Task directions
List all lines in the material below that contain "color".

[Start]

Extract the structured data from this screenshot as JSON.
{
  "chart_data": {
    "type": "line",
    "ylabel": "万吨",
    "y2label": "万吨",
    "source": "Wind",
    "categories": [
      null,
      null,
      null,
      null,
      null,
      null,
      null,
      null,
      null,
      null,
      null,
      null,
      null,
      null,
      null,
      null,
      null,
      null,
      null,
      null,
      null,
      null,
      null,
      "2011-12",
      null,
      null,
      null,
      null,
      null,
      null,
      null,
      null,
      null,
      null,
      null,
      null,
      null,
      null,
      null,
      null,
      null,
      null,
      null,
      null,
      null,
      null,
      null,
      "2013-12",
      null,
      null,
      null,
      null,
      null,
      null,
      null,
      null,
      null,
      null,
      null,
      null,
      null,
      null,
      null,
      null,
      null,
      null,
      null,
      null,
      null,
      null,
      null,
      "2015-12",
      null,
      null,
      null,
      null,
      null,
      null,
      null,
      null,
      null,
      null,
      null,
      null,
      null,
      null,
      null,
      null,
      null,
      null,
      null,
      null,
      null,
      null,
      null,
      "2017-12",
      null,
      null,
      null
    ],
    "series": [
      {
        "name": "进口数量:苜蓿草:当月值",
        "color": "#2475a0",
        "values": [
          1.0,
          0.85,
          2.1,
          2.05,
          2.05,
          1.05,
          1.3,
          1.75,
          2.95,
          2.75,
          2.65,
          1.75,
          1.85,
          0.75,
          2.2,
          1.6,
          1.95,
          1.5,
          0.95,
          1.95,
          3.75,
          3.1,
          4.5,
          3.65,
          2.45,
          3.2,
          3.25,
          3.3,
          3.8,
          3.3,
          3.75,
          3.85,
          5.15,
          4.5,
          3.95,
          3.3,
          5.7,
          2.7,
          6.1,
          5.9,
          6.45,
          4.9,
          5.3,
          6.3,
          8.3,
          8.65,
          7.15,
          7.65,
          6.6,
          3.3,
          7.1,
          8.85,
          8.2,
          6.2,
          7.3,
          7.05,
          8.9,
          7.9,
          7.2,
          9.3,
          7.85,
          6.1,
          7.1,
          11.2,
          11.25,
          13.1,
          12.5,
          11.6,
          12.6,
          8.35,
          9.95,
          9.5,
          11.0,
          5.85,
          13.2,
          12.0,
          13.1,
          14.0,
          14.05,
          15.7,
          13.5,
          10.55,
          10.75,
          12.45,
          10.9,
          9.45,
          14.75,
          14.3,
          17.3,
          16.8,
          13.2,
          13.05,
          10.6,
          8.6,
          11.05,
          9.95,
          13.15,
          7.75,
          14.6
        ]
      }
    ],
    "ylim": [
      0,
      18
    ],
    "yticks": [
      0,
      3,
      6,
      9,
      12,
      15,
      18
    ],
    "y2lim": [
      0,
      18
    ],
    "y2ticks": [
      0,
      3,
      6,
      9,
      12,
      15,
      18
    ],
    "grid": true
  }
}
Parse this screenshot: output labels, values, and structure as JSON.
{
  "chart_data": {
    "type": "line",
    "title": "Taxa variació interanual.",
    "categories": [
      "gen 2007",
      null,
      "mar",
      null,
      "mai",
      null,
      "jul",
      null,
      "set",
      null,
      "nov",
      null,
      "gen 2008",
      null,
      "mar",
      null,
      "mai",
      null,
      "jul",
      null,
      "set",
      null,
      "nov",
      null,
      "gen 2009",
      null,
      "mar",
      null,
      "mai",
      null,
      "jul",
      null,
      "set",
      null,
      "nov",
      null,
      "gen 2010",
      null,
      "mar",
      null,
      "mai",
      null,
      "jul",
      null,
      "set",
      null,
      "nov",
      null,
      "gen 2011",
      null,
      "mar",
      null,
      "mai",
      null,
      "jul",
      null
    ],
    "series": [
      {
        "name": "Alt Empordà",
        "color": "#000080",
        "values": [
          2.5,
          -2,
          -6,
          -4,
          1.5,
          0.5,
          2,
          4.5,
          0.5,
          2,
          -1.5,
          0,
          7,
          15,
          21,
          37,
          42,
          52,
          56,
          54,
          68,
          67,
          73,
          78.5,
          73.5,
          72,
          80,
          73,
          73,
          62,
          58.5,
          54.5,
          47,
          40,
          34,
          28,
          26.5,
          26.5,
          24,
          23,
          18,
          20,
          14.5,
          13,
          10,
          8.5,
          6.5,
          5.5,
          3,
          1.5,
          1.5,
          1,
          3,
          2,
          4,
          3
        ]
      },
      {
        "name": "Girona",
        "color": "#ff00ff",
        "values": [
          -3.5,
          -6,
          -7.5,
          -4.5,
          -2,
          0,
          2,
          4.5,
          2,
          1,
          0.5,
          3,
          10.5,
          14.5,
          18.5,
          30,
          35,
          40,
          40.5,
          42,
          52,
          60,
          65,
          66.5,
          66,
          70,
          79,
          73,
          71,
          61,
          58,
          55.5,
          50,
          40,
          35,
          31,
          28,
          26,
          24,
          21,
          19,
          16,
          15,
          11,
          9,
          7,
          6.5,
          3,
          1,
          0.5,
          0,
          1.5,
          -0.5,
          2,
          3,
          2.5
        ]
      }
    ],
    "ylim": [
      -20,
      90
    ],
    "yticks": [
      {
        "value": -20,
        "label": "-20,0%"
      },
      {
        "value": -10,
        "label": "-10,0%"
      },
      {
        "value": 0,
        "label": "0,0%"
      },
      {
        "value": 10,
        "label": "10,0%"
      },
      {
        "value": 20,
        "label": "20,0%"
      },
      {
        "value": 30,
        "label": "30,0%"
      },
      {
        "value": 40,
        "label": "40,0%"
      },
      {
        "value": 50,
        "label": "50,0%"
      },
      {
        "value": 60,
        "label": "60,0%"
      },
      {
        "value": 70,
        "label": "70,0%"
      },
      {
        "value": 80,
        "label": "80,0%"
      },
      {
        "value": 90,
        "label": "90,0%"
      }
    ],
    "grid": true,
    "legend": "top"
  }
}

[End]

Task solution
        "color": "#2475a0",
        "color": "#000080",
        "color": "#ff00ff",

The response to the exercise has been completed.